## [Your objective]
All lines in the data bearing the string "name" should be identified and copied.
────
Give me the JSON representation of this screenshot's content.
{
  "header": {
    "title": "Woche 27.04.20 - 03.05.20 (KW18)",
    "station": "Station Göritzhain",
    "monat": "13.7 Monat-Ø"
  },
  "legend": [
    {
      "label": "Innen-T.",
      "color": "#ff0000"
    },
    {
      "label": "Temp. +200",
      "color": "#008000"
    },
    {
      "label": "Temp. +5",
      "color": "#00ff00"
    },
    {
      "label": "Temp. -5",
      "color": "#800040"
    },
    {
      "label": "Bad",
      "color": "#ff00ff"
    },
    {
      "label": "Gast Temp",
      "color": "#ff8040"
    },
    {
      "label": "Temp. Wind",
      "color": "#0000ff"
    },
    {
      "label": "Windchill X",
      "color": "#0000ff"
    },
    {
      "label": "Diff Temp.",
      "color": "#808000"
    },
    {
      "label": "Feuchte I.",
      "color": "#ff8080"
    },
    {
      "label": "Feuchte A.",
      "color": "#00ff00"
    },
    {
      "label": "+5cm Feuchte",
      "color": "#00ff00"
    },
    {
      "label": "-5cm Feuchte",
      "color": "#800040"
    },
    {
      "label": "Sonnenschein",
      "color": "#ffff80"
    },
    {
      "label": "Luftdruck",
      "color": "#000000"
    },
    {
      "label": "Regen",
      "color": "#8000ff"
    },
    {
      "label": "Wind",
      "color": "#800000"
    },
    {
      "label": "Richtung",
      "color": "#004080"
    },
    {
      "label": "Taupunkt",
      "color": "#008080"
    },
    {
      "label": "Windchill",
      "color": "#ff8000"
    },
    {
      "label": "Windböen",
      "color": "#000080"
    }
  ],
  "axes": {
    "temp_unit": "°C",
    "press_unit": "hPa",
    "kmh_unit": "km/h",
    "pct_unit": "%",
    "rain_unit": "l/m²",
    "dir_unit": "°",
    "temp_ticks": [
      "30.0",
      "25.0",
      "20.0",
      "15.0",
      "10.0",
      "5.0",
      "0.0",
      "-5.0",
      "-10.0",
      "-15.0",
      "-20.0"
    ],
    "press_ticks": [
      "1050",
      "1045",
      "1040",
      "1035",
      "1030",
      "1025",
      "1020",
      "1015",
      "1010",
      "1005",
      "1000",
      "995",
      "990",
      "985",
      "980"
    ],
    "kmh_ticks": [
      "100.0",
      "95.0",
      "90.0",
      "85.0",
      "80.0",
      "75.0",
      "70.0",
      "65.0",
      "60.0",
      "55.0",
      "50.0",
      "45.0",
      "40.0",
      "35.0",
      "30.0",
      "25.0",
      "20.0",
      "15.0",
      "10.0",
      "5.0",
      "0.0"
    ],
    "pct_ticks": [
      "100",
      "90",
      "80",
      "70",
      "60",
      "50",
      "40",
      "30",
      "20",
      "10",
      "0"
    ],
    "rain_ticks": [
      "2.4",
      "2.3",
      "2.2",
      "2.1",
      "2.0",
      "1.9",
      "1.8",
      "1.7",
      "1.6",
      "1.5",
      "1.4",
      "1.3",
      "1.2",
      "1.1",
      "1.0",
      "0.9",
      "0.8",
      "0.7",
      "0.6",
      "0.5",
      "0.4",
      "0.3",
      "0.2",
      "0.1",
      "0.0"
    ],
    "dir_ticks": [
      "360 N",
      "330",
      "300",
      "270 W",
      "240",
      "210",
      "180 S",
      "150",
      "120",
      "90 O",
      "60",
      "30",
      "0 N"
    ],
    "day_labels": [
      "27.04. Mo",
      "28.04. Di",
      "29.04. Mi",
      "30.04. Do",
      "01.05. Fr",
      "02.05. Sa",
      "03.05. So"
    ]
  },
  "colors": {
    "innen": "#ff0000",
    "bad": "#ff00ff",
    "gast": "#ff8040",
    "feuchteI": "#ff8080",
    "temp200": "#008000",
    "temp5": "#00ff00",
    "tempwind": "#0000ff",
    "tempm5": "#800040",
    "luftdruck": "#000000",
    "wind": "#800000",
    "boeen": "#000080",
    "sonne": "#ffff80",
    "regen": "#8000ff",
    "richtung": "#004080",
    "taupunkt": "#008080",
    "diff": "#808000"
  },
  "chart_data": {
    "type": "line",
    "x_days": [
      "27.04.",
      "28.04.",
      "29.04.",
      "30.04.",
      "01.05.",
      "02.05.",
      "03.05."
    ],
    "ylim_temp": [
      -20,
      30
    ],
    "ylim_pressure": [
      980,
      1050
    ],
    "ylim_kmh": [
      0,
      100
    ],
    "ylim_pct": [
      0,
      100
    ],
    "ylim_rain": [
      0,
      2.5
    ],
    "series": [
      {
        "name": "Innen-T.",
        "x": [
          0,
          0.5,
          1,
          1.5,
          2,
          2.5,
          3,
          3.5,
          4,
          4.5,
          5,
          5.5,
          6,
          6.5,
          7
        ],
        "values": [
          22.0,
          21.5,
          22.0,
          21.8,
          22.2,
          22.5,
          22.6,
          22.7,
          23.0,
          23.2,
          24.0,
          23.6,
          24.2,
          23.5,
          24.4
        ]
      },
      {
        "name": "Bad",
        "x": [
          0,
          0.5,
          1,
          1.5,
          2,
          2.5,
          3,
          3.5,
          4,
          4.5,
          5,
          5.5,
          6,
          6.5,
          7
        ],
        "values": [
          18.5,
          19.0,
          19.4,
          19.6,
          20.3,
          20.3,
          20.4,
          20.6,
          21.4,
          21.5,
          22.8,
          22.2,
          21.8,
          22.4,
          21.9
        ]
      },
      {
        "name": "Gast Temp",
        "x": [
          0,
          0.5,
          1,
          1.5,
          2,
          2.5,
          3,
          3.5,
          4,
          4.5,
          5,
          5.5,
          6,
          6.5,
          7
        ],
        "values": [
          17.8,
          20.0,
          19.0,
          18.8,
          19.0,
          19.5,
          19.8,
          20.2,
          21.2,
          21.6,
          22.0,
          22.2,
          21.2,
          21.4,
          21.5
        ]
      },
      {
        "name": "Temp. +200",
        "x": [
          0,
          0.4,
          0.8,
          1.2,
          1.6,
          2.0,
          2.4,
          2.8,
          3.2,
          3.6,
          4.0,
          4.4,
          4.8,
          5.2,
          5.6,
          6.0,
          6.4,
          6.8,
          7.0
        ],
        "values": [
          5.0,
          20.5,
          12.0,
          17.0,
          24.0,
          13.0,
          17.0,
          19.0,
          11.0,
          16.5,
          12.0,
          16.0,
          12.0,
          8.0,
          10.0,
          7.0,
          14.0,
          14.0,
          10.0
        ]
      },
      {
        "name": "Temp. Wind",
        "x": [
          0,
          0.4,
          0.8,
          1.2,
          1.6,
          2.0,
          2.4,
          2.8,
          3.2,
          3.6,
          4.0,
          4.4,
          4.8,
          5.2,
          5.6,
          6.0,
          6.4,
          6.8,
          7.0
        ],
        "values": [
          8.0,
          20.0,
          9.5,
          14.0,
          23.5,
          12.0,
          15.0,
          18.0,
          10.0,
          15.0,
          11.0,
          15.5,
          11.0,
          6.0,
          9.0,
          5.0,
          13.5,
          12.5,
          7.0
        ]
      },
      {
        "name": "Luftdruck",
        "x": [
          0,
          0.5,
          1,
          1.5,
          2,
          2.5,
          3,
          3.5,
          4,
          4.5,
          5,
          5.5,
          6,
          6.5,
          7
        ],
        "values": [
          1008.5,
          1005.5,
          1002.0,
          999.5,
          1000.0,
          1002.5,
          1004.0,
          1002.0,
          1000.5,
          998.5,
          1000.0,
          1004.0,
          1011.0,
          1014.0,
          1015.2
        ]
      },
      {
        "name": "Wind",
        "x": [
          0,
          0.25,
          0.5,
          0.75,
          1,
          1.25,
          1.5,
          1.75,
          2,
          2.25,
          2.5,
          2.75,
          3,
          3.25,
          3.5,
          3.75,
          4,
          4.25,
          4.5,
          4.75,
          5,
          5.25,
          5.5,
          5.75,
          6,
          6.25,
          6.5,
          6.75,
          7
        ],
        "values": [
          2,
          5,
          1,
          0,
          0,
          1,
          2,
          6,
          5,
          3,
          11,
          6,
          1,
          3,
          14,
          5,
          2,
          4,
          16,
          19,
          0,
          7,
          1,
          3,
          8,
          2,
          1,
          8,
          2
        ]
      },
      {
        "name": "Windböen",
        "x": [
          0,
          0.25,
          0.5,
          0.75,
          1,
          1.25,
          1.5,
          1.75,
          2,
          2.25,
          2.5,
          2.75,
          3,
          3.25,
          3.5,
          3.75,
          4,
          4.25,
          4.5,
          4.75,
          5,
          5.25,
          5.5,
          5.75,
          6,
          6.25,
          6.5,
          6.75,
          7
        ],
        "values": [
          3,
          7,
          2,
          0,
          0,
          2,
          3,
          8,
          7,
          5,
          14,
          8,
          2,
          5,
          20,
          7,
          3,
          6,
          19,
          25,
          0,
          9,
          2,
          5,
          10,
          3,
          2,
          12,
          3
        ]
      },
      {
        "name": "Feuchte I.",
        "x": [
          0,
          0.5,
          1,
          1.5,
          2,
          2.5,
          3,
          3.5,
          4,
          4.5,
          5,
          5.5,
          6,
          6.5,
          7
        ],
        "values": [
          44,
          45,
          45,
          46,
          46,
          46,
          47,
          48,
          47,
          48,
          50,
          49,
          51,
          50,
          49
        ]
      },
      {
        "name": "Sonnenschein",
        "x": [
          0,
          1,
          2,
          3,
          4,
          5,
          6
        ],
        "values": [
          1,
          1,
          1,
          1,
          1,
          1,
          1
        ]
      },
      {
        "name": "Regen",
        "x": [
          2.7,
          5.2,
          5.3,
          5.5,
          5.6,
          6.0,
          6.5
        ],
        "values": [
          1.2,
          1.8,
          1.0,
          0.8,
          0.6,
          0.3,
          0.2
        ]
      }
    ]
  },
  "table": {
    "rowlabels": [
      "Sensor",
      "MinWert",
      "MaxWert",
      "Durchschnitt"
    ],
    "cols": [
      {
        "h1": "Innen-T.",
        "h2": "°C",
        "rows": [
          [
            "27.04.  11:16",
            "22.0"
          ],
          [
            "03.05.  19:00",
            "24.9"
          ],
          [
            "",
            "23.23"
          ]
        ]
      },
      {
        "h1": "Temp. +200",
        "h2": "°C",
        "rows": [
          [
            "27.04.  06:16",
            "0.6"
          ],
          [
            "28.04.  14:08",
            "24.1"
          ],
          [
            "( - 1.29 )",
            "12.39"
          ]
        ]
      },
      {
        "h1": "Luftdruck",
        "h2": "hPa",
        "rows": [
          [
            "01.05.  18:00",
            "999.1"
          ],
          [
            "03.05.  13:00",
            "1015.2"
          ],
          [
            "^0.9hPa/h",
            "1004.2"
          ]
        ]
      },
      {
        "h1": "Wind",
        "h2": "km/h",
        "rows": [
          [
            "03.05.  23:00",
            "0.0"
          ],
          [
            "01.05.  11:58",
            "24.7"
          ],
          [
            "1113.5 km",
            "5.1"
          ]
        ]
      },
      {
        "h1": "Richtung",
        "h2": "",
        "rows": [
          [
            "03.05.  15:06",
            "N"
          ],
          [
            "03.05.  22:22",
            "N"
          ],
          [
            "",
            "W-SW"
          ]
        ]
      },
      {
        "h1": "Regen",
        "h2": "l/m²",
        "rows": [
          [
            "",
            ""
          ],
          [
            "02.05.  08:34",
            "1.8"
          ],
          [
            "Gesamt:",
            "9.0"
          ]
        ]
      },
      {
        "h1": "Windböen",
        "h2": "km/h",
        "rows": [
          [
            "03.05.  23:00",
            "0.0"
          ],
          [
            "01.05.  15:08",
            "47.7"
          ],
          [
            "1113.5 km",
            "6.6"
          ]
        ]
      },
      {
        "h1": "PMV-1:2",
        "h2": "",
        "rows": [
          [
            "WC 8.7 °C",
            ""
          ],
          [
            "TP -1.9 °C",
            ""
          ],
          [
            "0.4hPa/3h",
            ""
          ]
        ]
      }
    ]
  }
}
────
## [Solved problem]
        "name": "Innen-T.",
        "name": "Bad",
        "name": "Gast Temp",
        "name": "Temp. +200",
        "name": "Temp. Wind",
        "name": "Luftdruck",
        "name": "Wind",
        "name": "Windböen",
        "name": "Feuchte I.",
        "name": "Sonnenschein",
        "name": "Regen",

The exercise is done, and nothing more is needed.